> [What you have to do] Every line below that mentions the word "其他外语语种考生慎报" should be copied out.

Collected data
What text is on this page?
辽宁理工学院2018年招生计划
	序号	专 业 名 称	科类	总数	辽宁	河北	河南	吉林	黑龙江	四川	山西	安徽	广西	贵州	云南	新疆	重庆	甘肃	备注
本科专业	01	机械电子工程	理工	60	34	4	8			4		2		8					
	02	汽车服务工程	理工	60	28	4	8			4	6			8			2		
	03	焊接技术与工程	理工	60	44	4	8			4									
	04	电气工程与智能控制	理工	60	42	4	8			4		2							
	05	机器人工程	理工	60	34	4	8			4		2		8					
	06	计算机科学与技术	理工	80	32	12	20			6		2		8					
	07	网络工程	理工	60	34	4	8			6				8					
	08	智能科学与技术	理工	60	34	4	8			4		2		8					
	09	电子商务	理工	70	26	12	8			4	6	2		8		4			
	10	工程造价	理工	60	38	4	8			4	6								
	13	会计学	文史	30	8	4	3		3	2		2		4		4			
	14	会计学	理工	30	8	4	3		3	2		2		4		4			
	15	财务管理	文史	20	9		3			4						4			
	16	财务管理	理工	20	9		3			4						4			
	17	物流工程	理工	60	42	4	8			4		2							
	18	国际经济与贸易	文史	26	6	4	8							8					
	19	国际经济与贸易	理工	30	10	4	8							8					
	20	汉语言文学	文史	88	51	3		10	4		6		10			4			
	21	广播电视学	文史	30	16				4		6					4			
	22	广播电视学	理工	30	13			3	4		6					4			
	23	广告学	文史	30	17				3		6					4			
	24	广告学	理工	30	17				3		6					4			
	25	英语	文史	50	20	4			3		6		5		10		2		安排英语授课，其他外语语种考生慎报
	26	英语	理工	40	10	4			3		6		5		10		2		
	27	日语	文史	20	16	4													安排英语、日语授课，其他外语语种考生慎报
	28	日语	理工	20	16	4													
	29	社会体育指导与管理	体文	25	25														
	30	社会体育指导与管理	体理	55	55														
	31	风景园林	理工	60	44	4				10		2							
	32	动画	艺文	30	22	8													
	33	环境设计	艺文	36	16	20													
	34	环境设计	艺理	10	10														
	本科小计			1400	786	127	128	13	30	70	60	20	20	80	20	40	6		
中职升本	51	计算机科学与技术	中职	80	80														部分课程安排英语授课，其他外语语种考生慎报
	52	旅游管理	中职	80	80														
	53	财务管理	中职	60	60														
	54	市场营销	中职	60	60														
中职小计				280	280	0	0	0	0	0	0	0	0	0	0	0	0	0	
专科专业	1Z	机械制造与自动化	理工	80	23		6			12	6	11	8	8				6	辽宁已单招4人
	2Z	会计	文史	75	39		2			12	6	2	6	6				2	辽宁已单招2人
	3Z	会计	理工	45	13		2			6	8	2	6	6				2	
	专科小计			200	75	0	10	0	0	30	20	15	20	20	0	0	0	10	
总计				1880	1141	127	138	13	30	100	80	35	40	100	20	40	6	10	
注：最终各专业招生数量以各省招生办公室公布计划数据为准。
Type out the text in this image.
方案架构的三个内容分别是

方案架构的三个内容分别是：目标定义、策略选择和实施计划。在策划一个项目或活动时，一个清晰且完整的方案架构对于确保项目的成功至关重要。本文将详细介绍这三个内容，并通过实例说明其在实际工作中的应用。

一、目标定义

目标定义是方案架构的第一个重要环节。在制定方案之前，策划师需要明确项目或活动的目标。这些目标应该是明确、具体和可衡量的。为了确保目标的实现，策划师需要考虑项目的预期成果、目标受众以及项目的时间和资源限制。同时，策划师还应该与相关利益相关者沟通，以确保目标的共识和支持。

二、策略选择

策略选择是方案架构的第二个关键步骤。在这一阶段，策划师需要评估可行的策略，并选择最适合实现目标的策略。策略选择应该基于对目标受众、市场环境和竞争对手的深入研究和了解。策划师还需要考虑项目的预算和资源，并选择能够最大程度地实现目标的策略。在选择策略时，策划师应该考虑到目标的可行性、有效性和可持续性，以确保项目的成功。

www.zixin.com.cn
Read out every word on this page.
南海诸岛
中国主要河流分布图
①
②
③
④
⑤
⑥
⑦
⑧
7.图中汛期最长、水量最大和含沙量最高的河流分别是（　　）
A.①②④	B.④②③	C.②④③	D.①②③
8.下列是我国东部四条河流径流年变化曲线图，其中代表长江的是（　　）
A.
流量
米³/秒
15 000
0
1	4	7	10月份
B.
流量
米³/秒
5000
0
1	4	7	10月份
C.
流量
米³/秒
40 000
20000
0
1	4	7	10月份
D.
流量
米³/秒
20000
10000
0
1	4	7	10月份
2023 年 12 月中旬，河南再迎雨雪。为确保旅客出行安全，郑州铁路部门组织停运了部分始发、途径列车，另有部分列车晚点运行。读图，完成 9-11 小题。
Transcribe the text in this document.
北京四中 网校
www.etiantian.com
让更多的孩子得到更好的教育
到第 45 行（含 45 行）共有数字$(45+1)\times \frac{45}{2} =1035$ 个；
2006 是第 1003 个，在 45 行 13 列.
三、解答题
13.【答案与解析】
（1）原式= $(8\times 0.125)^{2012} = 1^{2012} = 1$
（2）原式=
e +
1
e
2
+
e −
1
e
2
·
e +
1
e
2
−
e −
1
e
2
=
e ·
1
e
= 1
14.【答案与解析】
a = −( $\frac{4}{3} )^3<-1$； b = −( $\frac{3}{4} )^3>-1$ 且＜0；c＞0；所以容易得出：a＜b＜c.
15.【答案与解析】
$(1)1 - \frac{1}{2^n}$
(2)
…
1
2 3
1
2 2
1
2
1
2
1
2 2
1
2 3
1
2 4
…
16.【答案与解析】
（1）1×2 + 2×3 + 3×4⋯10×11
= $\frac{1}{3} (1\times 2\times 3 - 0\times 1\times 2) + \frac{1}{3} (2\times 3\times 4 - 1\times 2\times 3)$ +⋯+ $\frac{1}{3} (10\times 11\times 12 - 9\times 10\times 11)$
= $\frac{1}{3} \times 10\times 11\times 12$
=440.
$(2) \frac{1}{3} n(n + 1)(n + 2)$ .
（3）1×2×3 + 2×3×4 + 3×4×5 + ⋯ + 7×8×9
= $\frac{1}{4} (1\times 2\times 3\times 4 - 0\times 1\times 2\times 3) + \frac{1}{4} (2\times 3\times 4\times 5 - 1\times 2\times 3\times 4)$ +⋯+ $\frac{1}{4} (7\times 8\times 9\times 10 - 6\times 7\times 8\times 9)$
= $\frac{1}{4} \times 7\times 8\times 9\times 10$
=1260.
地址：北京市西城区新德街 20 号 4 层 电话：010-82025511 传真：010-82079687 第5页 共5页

> [Problem solution]
	25	英语	文史	50	20	4			3		6		5		10		2		安排英语授课，其他外语语种考生慎报
	27	日语	文史	20	16	4													安排英语、日语授课，其他外语语种考生慎报
中职升本	51	计算机科学与技术	中职	80	80														部分课程安排英语授课，其他外语语种考生慎报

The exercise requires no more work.